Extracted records
◆ ◆ ◆ ◆ ◆ ◆ ◆

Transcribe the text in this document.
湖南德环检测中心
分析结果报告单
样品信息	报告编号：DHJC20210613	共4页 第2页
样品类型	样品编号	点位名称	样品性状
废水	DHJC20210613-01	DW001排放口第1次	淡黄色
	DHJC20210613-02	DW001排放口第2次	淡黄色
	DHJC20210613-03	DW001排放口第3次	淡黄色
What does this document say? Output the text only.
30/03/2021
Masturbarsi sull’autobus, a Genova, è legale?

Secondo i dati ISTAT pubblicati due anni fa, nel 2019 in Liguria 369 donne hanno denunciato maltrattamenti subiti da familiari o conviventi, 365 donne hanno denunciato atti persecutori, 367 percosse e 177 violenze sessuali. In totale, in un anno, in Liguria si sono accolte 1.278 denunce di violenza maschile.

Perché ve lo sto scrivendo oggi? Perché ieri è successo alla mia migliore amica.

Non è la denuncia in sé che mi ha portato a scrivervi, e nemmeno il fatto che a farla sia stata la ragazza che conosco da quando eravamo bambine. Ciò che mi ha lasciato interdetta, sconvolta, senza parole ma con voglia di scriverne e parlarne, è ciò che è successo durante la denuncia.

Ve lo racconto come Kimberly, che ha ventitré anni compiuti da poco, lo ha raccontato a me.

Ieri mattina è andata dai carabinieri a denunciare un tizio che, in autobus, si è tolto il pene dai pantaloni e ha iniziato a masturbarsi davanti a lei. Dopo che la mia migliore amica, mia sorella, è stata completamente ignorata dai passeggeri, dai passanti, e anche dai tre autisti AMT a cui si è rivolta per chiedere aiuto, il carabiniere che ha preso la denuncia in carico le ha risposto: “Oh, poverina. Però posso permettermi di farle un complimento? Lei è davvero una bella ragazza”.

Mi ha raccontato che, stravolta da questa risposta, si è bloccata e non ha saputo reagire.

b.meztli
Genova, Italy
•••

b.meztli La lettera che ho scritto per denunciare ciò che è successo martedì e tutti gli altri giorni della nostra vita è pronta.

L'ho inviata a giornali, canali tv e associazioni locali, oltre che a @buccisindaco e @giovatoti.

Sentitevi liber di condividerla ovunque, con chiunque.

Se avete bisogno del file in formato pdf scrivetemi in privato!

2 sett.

◆ ◆ ◆ ◆ ◆ ◆ ◆

__Description of the task__: Output the complete data exactly as written.

__Written response__:
Transcribe the text in this document.
湖南德环检测中心
分析结果报告单
样品信息	报告编号：DHJC20210613	共4页 第2页
样品类型	样品编号	点位名称	样品性状
废水	DHJC20210613-01	DW001排放口第1次	淡黄色
	DHJC20210613-02	DW001排放口第2次	淡黄色
	DHJC20210613-03	DW001排放口第3次	淡黄色
What does this document say? Output the text only.
30/03/2021
Masturbarsi sull’autobus, a Genova, è legale?

Secondo i dati ISTAT pubblicati due anni fa, nel 2019 in Liguria 369 donne hanno denunciato maltrattamenti subiti da familiari o conviventi, 365 donne hanno denunciato atti persecutori, 367 percosse e 177 violenze sessuali. In totale, in un anno, in Liguria si sono accolte 1.278 denunce di violenza maschile.

Perché ve lo sto scrivendo oggi? Perché ieri è successo alla mia migliore amica.

Non è la denuncia in sé che mi ha portato a scrivervi, e nemmeno il fatto che a farla sia stata la ragazza che conosco da quando eravamo bambine. Ciò che mi ha lasciato interdetta, sconvolta, senza parole ma con voglia di scriverne e parlarne, è ciò che è successo durante la denuncia.

Ve lo racconto come Kimberly, che ha ventitré anni compiuti da poco, lo ha raccontato a me.

Ieri mattina è andata dai carabinieri a denunciare un tizio che, in autobus, si è tolto il pene dai pantaloni e ha iniziato a masturbarsi davanti a lei. Dopo che la mia migliore amica, mia sorella, è stata completamente ignorata dai passeggeri, dai passanti, e anche dai tre autisti AMT a cui si è rivolta per chiedere aiuto, il carabiniere che ha preso la denuncia in carico le ha risposto: “Oh, poverina. Però posso permettermi di farle un complimento? Lei è davvero una bella ragazza”.

Mi ha raccontato che, stravolta da questa risposta, si è bloccata e non ha saputo reagire.

b.meztli
Genova, Italy
•••

b.meztli La lettera che ho scritto per denunciare ciò che è successo martedì e tutti gli altri giorni della nostra vita è pronta.

L'ho inviata a giornali, canali tv e associazioni locali, oltre che a @buccisindaco e @giovatoti.

Sentitevi liber di condividerla ovunque, con chiunque.

Se avete bisogno del file in formato pdf scrivetemi in privato!

2 sett.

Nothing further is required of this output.